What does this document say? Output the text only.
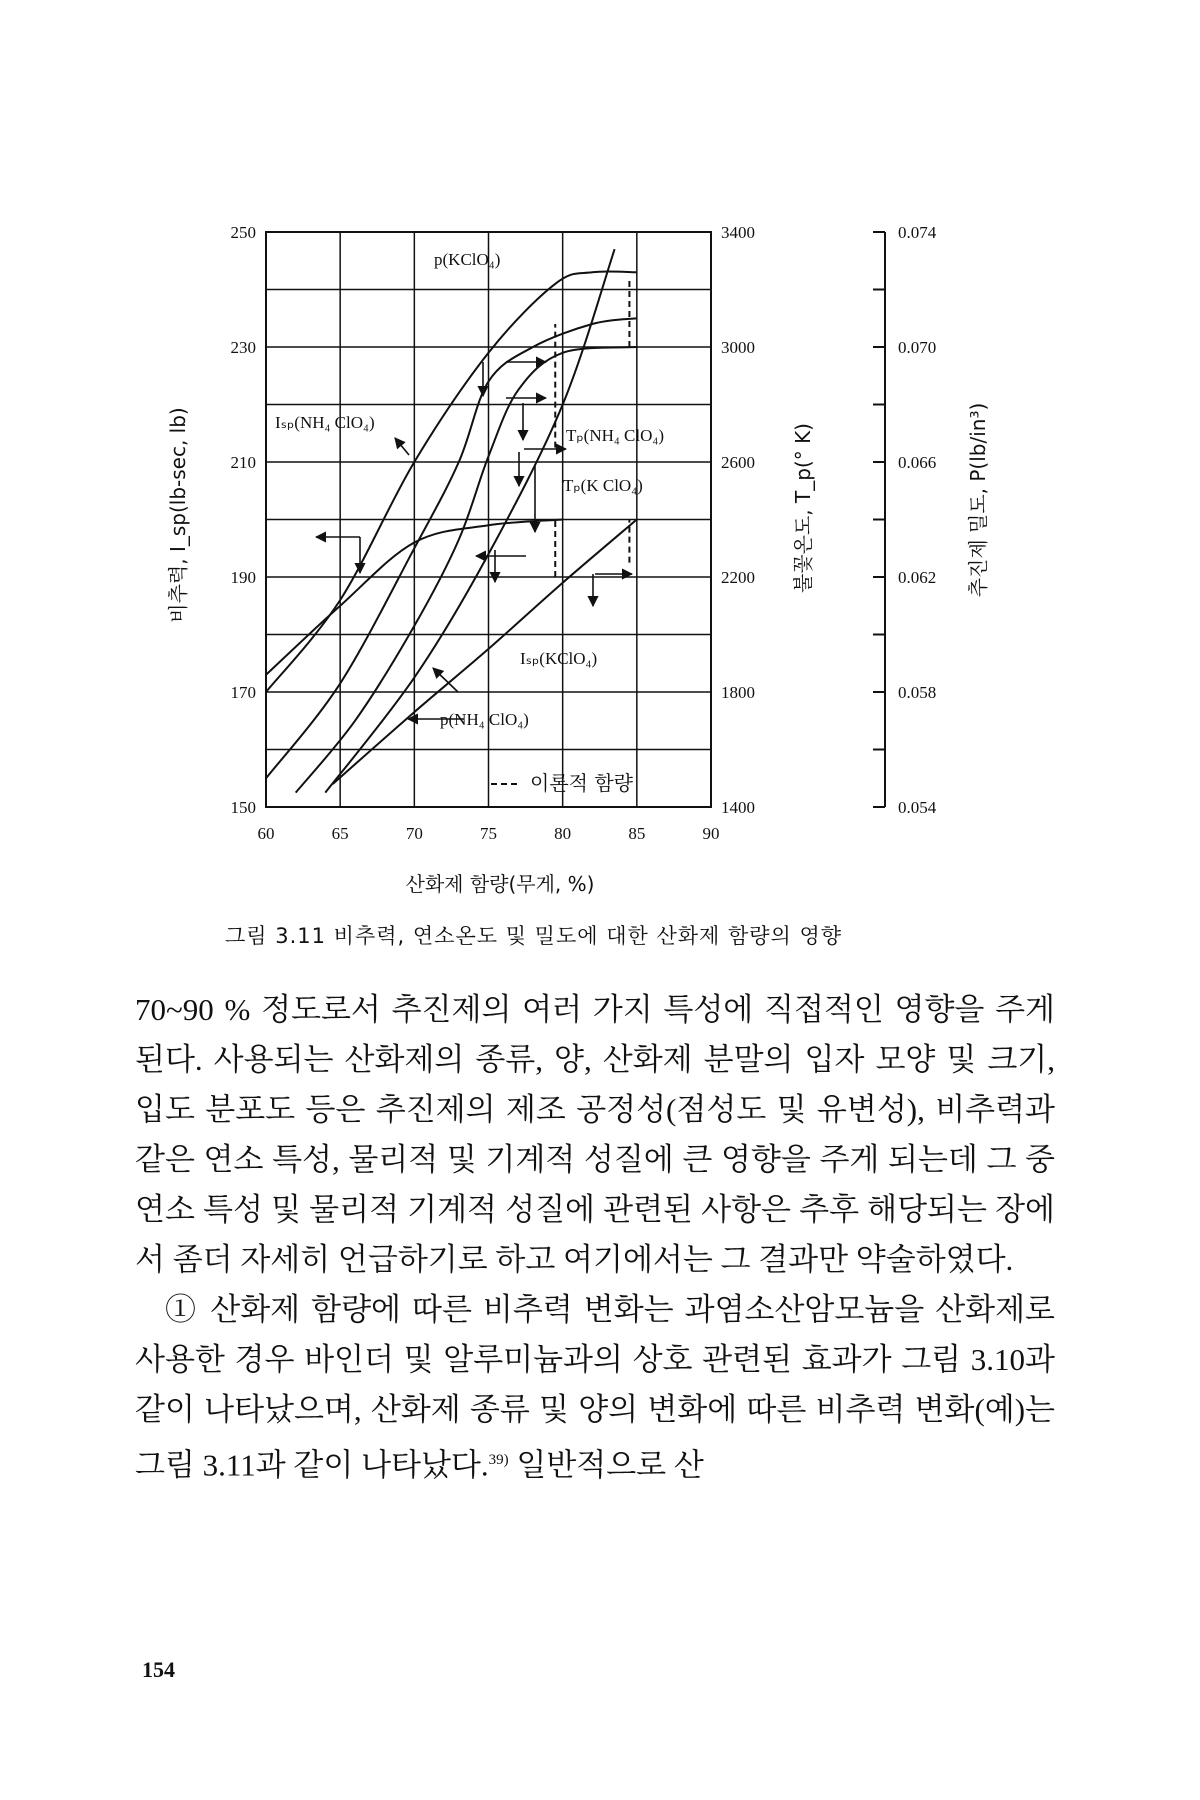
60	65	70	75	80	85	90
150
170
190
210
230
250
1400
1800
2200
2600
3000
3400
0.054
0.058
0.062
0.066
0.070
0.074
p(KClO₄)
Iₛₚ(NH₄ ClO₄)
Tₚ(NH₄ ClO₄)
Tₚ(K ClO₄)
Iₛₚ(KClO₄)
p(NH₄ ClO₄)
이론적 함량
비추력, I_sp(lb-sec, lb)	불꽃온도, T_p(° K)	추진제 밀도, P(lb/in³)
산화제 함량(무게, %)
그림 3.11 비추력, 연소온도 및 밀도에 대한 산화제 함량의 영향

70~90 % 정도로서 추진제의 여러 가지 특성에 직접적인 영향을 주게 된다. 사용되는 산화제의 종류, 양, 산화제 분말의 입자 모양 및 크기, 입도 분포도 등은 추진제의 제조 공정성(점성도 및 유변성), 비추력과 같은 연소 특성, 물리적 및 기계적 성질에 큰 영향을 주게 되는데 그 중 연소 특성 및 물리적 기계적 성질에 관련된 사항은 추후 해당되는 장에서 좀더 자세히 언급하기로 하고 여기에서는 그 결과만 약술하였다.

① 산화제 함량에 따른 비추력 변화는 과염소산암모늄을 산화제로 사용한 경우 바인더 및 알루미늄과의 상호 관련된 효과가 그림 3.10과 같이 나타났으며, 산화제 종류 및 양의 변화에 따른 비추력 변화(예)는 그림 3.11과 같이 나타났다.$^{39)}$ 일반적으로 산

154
§
= Problem details =
Exclude the pictures, and transcribe all of the material exactly.

= Reply to the task =
What does this document say? Output the text only.
60	65	70	75	80	85	90
150
170
190
210
230
250
1400
1800
2200
2600
3000
3400
0.054
0.058
0.062
0.066
0.070
0.074
p(KClO₄)
Iₛₚ(NH₄ ClO₄)
Tₚ(NH₄ ClO₄)
Tₚ(K ClO₄)
Iₛₚ(KClO₄)
p(NH₄ ClO₄)
이론적 함량
비추력, I_sp(lb-sec, lb)	불꽃온도, T_p(° K)	추진제 밀도, P(lb/in³)
산화제 함량(무게, %)
그림 3.11 비추력, 연소온도 및 밀도에 대한 산화제 함량의 영향

70~90 % 정도로서 추진제의 여러 가지 특성에 직접적인 영향을 주게 된다. 사용되는 산화제의 종류, 양, 산화제 분말의 입자 모양 및 크기, 입도 분포도 등은 추진제의 제조 공정성(점성도 및 유변성), 비추력과 같은 연소 특성, 물리적 및 기계적 성질에 큰 영향을 주게 되는데 그 중 연소 특성 및 물리적 기계적 성질에 관련된 사항은 추후 해당되는 장에서 좀더 자세히 언급하기로 하고 여기에서는 그 결과만 약술하였다.

① 산화제 함량에 따른 비추력 변화는 과염소산암모늄을 산화제로 사용한 경우 바인더 및 알루미늄과의 상호 관련된 효과가 그림 3.10과 같이 나타났으며, 산화제 종류 및 양의 변화에 따른 비추력 변화(예)는 그림 3.11과 같이 나타났다.$^{39)}$ 일반적으로 산

154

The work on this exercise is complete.